** Start THE INPUT **

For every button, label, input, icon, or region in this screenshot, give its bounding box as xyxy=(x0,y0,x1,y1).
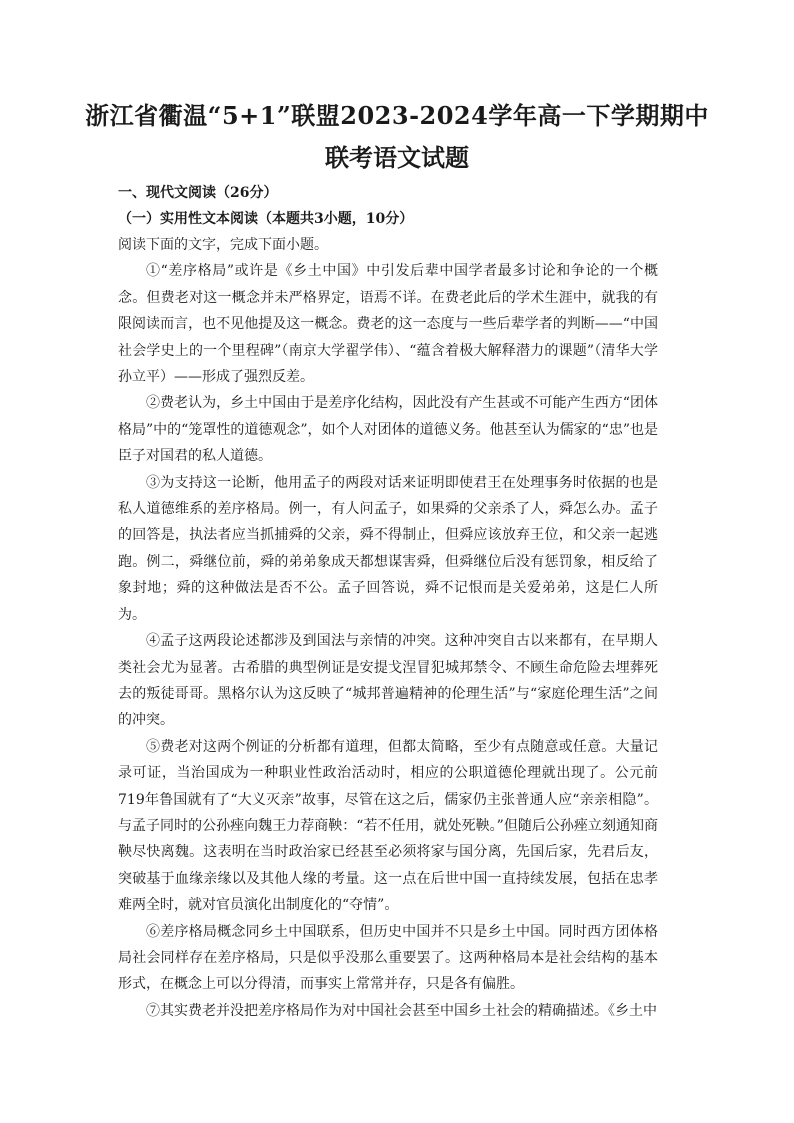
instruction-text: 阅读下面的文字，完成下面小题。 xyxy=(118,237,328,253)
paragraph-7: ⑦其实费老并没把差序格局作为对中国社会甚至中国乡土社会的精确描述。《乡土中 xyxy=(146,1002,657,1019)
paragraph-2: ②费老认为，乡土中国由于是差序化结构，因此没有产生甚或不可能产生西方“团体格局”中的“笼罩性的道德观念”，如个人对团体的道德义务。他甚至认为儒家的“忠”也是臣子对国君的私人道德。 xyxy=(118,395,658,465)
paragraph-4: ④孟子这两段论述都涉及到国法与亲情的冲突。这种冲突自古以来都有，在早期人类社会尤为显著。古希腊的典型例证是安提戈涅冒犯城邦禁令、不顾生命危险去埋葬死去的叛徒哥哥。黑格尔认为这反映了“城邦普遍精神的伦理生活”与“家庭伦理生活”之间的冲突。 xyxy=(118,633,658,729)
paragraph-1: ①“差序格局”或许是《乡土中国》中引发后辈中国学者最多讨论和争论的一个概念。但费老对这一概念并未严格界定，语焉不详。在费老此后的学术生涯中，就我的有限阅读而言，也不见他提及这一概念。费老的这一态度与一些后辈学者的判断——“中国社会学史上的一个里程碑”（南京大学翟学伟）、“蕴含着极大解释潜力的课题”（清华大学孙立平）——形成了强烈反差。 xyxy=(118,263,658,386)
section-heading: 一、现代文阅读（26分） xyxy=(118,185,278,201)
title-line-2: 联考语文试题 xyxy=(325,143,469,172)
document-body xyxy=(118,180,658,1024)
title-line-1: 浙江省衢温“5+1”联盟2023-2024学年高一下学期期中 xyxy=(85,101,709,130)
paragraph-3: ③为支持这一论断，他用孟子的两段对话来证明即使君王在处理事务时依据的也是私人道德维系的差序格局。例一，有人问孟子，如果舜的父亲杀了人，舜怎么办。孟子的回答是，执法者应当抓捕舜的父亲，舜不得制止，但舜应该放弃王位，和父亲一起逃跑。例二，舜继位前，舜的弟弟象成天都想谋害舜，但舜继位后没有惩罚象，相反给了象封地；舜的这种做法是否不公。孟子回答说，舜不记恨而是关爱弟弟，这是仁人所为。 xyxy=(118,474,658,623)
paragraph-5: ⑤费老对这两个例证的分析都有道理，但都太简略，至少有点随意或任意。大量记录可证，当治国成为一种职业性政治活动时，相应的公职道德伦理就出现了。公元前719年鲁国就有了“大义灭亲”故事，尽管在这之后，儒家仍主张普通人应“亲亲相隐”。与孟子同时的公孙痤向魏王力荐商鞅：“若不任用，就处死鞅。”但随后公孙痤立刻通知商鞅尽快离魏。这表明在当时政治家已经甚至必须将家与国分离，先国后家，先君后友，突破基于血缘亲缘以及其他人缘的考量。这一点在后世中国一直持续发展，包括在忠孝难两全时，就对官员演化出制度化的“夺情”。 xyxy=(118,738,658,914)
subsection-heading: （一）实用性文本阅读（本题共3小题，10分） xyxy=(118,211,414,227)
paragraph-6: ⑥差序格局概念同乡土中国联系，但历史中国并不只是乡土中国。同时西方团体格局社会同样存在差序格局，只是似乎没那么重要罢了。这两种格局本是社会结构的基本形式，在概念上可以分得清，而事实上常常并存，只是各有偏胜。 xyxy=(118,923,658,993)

** End THE INPUT **
** Start THE INPUT **

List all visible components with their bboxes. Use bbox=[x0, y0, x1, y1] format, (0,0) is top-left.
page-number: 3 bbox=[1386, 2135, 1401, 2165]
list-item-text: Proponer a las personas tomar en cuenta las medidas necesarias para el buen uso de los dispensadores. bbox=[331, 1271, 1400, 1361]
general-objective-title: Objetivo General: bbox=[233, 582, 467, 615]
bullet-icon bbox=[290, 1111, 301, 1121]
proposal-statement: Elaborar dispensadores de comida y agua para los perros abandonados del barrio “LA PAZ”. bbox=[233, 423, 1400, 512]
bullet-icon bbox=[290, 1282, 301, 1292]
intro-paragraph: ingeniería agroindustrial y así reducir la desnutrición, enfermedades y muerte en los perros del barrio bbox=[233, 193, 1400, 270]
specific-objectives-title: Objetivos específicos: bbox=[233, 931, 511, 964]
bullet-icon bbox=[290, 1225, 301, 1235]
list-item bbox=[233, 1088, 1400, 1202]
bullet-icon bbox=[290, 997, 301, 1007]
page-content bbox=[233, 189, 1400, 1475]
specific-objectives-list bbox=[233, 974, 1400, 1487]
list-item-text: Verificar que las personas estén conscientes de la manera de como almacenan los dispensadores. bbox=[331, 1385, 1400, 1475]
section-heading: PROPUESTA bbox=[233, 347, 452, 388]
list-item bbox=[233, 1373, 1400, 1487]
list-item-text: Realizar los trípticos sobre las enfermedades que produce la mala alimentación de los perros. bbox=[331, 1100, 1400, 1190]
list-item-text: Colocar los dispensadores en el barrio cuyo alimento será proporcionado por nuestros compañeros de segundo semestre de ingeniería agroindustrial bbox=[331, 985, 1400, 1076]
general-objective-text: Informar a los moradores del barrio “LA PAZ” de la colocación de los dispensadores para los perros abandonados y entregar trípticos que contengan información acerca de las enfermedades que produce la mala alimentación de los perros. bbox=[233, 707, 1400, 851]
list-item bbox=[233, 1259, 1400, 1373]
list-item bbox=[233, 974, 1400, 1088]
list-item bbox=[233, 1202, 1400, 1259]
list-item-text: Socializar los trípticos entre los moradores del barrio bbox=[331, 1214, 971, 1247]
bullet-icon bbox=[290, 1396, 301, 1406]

** End THE INPUT **

§ **WORK TO BE COMPLETED**
Starting with the line with "List all visible" and going on through the line with "bullet-icon bbox=[290, 1282, 301, 1292]", swap "dispensadores" for "comederos" and write out only those lines, leaving everything else in them unchanged.

§ **SOLVED EXERCISE**
List all visible components with their bboxes. Use bbox=[x0, y0, x1, y1] format, (0,0) is top-left.
page-number: 3 bbox=[1386, 2135, 1401, 2165]
list-item-text: Proponer a las personas tomar en cuenta las medidas necesarias para el buen uso de los comederos. bbox=[331, 1271, 1400, 1361]
general-objective-title: Objetivo General: bbox=[233, 582, 467, 615]
bullet-icon bbox=[290, 1111, 301, 1121]
proposal-statement: Elaborar comederos de comida y agua para los perros abandonados del barrio “LA PAZ”. bbox=[233, 423, 1400, 512]
bullet-icon bbox=[290, 1282, 301, 1292]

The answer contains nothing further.